I Graduated A Year Ago: Reflections and Lessons I've Learned

What are you doing after graduation?

This is the quintessential question posed to soon-to-be graduates as May and June graduations quickly approach. As expected, the answers are varied. Some have had a job secured since their summer internship, some will go on to a fellowship or graduate school, others will teach abroad, some may travel, and many are still trying to figure out their next steps.

The feeling of not knowing what awaits you post-graduation can be scary and overwhelming.

One year ago, I was 22 years old and 100 percent ready to finish undergrad, but I had no plan set to start this new chapter. Now, after one year in the “real” world I can say that this fresh start is filled with so much opportunity that all incoming graduates should be excited for!

Below, I have compiled my reflections on my unconventional year since graduation, in a series of tips for you as you transition in to post-graduate life!

1. Change the Narrative

In May 2015, Newsweek released an article stating that millennials made up about 40 percent of the unemployed population in the U.S.  This was the kind of headline that was being thrown in my face as I prepared to graduate and I noticed myself falling into desperation mode. After speaking with mentors and friends who felt the same way when they graduated, I stopped being afraid of the unknown because I realized that this feeling is NORMAL. Use any fear or uncertainty you may have and switch it to bravery and hope.

2. Put Yourself Out There

Every opportunity and every risk you take by putting yourself out there is worth it. I knew I wanted to work in a space that prioritized leveraging Latino millennial talent, but I had no set plan on how to do this. I took the advice of my college mentor and kept repeating my career goals to anyone and everyone from January until my graduation in May. I changed my Twitter handle and other social profiles to reflect this until I became known in my networks as the woman who wanted to leverage Latino millennial talent. This was the best piece of advice I received; I figured that if I put it out in the universe enough, it would eventually take form.

3. Listen to Your Inner Voice

My last year of college was the most critical in dictating my post-graduation plans. I was pushed to think about the impact I wanted to have in this world. As a first-year I thought I would become a lawyer, a career I was set on at age 10 and hadn’t bothered changing since then. My time at UC Berkeley exposed me to a variety of different careers, majors and opportunities that influenced a switch.  The last six months of college really pushed me to think about my identity and the space that I was going to fill in the workforce and in my community. I wanted to make an impact, but I did not know how.

### Goal 1:
Render this sentence from the post-graduation reflection in Spanish: "The feeling of not knowing what awaits you post-graduation can be scary and overwhelming."
### Goal 2:
Supply the next part of the post-graduation reflection, beginning right after its final sentence.

### Data listing:
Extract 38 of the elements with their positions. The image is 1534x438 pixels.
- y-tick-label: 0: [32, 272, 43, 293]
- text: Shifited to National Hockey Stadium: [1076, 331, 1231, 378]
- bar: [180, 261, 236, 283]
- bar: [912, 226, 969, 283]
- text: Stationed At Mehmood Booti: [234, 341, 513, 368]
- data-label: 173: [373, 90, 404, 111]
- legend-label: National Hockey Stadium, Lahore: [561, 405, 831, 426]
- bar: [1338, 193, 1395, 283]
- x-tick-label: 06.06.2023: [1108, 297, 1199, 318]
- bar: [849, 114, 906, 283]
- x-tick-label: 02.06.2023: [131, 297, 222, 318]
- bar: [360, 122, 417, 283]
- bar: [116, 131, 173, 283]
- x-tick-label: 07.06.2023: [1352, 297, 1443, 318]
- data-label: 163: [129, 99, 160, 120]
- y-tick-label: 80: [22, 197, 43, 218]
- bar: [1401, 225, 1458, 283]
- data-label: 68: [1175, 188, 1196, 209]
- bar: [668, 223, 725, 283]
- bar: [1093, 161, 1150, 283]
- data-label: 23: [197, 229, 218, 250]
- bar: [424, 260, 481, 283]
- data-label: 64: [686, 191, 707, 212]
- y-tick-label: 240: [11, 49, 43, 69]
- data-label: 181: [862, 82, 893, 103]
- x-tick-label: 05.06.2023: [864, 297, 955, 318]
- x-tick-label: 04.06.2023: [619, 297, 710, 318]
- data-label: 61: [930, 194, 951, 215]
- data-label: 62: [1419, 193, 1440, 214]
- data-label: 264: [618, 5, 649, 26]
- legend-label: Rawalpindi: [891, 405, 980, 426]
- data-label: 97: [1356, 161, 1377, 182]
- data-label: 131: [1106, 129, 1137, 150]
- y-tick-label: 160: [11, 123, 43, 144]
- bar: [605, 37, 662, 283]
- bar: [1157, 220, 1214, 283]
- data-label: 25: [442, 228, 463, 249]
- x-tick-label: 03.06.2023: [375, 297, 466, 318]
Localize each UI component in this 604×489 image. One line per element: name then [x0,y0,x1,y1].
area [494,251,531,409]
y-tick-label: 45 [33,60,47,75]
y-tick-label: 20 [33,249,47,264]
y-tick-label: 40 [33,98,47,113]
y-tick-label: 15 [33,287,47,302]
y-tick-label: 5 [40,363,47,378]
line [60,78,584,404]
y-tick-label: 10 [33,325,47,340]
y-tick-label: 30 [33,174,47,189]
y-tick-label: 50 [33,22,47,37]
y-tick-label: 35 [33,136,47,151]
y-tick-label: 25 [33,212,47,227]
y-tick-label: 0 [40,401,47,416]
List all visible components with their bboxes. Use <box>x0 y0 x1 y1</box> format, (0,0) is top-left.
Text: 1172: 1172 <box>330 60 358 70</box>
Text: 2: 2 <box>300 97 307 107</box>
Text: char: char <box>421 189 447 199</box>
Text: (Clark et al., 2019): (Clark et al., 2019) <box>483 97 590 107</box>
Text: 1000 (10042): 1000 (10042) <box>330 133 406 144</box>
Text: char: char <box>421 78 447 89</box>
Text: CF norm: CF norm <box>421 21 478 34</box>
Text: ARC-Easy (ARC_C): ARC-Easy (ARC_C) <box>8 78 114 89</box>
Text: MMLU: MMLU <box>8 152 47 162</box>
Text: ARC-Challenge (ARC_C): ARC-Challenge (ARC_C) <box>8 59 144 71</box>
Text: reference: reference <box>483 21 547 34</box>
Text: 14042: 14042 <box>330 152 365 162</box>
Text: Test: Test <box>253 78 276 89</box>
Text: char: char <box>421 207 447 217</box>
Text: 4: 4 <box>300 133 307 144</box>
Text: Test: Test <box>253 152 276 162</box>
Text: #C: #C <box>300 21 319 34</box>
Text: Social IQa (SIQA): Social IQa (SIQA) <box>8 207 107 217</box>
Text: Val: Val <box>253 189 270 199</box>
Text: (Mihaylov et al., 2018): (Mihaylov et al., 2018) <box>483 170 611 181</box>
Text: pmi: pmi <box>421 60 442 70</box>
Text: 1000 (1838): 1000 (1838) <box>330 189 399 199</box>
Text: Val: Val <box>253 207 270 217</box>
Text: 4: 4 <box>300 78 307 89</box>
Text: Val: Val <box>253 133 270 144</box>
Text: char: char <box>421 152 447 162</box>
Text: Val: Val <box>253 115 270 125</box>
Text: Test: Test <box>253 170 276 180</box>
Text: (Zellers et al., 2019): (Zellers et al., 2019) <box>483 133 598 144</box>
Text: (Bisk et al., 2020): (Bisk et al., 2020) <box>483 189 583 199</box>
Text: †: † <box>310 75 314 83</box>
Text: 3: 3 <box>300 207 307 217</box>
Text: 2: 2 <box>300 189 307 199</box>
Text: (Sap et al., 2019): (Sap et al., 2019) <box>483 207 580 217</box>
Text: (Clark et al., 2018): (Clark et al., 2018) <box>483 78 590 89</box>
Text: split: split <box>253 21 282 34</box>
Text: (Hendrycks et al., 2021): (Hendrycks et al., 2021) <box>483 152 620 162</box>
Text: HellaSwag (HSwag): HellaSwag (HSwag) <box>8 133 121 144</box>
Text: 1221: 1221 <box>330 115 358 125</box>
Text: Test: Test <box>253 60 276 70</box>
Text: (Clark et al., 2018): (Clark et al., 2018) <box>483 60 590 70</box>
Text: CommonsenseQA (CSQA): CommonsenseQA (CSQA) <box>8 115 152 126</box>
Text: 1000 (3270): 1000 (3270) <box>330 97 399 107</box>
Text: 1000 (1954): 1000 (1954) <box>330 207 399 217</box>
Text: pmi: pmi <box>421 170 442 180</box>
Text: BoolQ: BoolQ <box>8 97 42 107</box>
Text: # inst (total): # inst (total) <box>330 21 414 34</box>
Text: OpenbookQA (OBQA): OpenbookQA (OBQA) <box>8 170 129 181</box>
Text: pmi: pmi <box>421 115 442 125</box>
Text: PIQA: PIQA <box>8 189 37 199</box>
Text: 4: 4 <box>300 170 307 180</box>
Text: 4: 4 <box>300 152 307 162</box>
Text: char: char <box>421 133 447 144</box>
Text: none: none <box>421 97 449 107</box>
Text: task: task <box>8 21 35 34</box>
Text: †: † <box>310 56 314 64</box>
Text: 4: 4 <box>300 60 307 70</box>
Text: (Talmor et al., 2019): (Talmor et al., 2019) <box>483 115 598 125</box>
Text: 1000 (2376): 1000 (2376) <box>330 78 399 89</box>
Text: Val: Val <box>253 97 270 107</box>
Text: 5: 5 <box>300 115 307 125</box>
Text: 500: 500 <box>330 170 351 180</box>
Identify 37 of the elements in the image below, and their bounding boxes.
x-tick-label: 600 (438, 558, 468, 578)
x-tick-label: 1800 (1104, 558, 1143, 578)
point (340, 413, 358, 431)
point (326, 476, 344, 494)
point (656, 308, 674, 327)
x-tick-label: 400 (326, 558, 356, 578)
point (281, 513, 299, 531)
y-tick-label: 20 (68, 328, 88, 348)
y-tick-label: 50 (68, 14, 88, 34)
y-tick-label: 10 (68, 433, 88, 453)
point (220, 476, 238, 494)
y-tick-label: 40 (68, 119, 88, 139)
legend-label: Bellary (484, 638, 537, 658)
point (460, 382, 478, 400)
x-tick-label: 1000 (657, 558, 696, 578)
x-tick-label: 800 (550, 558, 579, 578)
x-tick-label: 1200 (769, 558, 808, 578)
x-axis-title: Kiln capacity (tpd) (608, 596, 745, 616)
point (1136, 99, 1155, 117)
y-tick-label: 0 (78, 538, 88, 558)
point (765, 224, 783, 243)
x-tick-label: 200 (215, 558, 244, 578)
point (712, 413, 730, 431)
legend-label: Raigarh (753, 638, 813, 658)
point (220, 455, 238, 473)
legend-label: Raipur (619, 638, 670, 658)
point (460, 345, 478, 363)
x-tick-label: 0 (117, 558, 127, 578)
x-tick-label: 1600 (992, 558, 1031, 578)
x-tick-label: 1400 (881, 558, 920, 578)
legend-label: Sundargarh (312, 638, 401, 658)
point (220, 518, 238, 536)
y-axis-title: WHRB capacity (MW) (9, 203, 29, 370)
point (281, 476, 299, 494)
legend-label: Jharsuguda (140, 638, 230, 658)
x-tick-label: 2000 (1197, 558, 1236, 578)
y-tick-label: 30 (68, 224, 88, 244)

### Written reply 1:
La sensación de no saber qué te espera después de la graduación puede dar miedo y resultar abrumadora.

### Written reply 2:
4. Try Something New

My first job out of college was working in Costa Rica for a student travel agency, Rustic Pathways. I was a Global Communications Coordinator for the summer. This role combined my desire to travel and professional development. I learned about my capabilities working with a diverse team in another country and how to navigate between two different languages: Spanish and English. This was arguably the best job I could have had directly out of college because it combined travel with cultural immersion.

5. Be Willing to Say No

While I was working in Costa Rica I did not stop my job search for a full-time position. My Global Communications Role was only for the summer and I was hoping to have a job as soon as I got back. I was lucky enough to be accepted for the first job I applied to and was excited for, because it seemed to align with what I wanted to do. This is why rejecting said job offer was one of the hardest things I had to do. My close friends were very surprised by my decision. However, I denied this role because I was unable to make the financial commitment to move across the state, and after some organizational research, I learned that it was not a space where I could grow professionally in the way I wanted.

6. Take Time For Personal Reflection

One piece of advice or encouragement that I received often was that I should enjoy the time I had before I received a full-time job. Many of my friends had been working for one year and one particular thing they all missed was vacation time. I took this time to travel to Peru, my parents' birth country, and explore my cultural roots with my mom. I not only explored the land of my ancestors, but I strengthened my bond with my mom.

We learn a lot in college. Not just in the classroom, but about how we fit in this world. Many of us release the inhibitions that we had as high school students and figure out even more who we are as individuals. As a high school student I was much more conscious about my actions as others expected them to be. As a college student I was more focused on what I wanted.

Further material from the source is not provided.